AIM OF THE TASK -
Omit every picture and output the rest of the records exactly as they are.

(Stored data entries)
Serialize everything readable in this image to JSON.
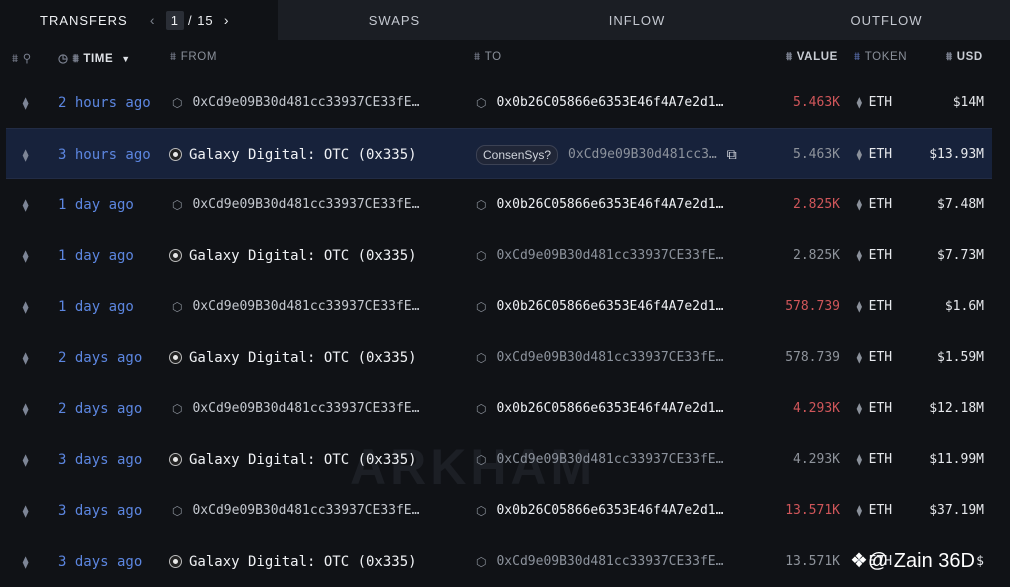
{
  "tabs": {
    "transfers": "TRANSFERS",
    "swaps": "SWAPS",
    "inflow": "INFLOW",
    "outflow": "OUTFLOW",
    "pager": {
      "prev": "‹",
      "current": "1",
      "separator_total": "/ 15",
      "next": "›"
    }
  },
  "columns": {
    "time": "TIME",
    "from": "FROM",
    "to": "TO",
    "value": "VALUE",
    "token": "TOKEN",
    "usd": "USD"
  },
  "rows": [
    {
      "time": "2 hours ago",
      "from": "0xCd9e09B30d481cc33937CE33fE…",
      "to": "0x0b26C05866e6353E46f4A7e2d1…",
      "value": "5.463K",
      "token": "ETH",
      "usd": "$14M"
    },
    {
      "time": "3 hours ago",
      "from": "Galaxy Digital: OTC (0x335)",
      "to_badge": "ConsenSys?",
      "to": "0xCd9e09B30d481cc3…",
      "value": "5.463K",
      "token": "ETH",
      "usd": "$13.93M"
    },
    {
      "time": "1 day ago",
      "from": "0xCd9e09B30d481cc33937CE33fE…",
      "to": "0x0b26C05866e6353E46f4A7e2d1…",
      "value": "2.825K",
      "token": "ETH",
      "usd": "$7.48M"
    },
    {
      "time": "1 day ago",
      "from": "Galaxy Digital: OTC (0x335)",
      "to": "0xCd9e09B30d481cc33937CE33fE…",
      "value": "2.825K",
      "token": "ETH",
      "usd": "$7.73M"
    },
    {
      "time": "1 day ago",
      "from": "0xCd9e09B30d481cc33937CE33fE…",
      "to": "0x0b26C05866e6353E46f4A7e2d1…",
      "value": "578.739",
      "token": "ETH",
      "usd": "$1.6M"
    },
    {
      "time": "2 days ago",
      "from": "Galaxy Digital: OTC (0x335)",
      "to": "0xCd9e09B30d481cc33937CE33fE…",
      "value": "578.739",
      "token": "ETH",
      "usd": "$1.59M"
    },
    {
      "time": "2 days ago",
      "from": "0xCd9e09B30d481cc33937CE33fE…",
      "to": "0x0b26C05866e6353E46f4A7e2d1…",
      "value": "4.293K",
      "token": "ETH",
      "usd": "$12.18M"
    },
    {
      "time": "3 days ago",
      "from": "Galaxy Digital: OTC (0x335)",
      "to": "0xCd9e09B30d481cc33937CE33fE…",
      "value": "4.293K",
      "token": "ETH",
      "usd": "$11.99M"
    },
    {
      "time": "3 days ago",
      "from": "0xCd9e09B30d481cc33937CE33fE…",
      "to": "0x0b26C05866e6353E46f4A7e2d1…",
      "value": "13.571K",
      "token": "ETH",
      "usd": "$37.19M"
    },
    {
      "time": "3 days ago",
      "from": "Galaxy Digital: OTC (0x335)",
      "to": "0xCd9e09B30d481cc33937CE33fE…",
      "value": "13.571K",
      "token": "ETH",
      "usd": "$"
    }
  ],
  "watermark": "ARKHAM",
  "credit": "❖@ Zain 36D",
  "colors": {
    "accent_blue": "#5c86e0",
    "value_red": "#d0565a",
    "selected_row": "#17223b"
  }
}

RIGHT ANSWER -
Serialize everything readable in this image to JSON.
{
  "tabs": {
    "transfers": "TRANSFERS",
    "swaps": "SWAPS",
    "inflow": "INFLOW",
    "outflow": "OUTFLOW",
    "pager": {
      "prev": "‹",
      "current": "1",
      "separator_total": "/ 15",
      "next": "›"
    }
  },
  "columns": {
    "time": "TIME",
    "from": "FROM",
    "to": "TO",
    "value": "VALUE",
    "token": "TOKEN",
    "usd": "USD"
  },
  "rows": [
    {
      "time": "2 hours ago",
      "from": "0xCd9e09B30d481cc33937CE33fE…",
      "to": "0x0b26C05866e6353E46f4A7e2d1…",
      "value": "5.463K",
      "token": "ETH",
      "usd": "$14M"
    },
    {
      "time": "3 hours ago",
      "from": "Galaxy Digital: OTC (0x335)",
      "to_badge": "ConsenSys?",
      "to": "0xCd9e09B30d481cc3…",
      "value": "5.463K",
      "token": "ETH",
      "usd": "$13.93M"
    },
    {
      "time": "1 day ago",
      "from": "0xCd9e09B30d481cc33937CE33fE…",
      "to": "0x0b26C05866e6353E46f4A7e2d1…",
      "value": "2.825K",
      "token": "ETH",
      "usd": "$7.48M"
    },
    {
      "time": "1 day ago",
      "from": "Galaxy Digital: OTC (0x335)",
      "to": "0xCd9e09B30d481cc33937CE33fE…",
      "value": "2.825K",
      "token": "ETH",
      "usd": "$7.73M"
    },
    {
      "time": "1 day ago",
      "from": "0xCd9e09B30d481cc33937CE33fE…",
      "to": "0x0b26C05866e6353E46f4A7e2d1…",
      "value": "578.739",
      "token": "ETH",
      "usd": "$1.6M"
    },
    {
      "time": "2 days ago",
      "from": "Galaxy Digital: OTC (0x335)",
      "to": "0xCd9e09B30d481cc33937CE33fE…",
      "value": "578.739",
      "token": "ETH",
      "usd": "$1.59M"
    },
    {
      "time": "2 days ago",
      "from": "0xCd9e09B30d481cc33937CE33fE…",
      "to": "0x0b26C05866e6353E46f4A7e2d1…",
      "value": "4.293K",
      "token": "ETH",
      "usd": "$12.18M"
    },
    {
      "time": "3 days ago",
      "from": "Galaxy Digital: OTC (0x335)",
      "to": "0xCd9e09B30d481cc33937CE33fE…",
      "value": "4.293K",
      "token": "ETH",
      "usd": "$11.99M"
    },
    {
      "time": "3 days ago",
      "from": "0xCd9e09B30d481cc33937CE33fE…",
      "to": "0x0b26C05866e6353E46f4A7e2d1…",
      "value": "13.571K",
      "token": "ETH",
      "usd": "$37.19M"
    },
    {
      "time": "3 days ago",
      "from": "Galaxy Digital: OTC (0x335)",
      "to": "0xCd9e09B30d481cc33937CE33fE…",
      "value": "13.571K",
      "token": "ETH",
      "usd": "$"
    }
  ],
  "watermark": "ARKHAM",
  "credit": "❖@ Zain 36D",
  "colors": {
    "accent_blue": "#5c86e0",
    "value_red": "#d0565a",
    "selected_row": "#17223b"
  }
}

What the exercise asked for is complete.